Set problem
Find the lines of data that contain the string "nindex", then list them.

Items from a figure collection
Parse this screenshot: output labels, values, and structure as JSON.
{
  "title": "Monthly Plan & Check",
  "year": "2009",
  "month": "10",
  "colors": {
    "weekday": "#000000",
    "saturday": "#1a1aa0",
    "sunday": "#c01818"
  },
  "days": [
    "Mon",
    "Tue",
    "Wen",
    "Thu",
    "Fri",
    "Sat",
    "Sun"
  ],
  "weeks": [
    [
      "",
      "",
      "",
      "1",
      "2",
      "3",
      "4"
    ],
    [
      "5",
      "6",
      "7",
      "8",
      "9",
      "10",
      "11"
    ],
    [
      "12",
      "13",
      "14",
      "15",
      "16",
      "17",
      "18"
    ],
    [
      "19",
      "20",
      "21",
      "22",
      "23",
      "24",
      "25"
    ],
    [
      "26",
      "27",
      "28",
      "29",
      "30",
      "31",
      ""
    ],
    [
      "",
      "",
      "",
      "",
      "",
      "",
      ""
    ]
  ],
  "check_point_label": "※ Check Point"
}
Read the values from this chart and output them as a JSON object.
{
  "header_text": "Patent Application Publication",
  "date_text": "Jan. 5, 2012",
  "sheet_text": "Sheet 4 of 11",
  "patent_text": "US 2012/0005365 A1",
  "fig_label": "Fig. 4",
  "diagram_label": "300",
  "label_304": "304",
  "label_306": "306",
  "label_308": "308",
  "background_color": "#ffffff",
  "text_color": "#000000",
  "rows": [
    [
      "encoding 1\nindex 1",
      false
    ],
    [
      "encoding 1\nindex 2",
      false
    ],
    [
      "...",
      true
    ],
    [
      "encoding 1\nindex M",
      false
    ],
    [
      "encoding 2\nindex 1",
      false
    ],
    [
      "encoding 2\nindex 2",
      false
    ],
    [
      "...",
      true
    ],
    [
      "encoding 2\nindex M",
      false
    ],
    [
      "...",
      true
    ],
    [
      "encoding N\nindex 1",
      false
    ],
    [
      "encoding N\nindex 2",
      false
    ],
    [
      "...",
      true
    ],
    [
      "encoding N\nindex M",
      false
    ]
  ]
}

Result of this task
      "encoding 1\nindex 1",
      "encoding 1\nindex 2",
      "encoding 1\nindex M",
      "encoding 2\nindex 1",
      "encoding 2\nindex 2",
      "encoding 2\nindex M",
      "encoding N\nindex 1",
      "encoding N\nindex 2",
      "encoding N\nindex M",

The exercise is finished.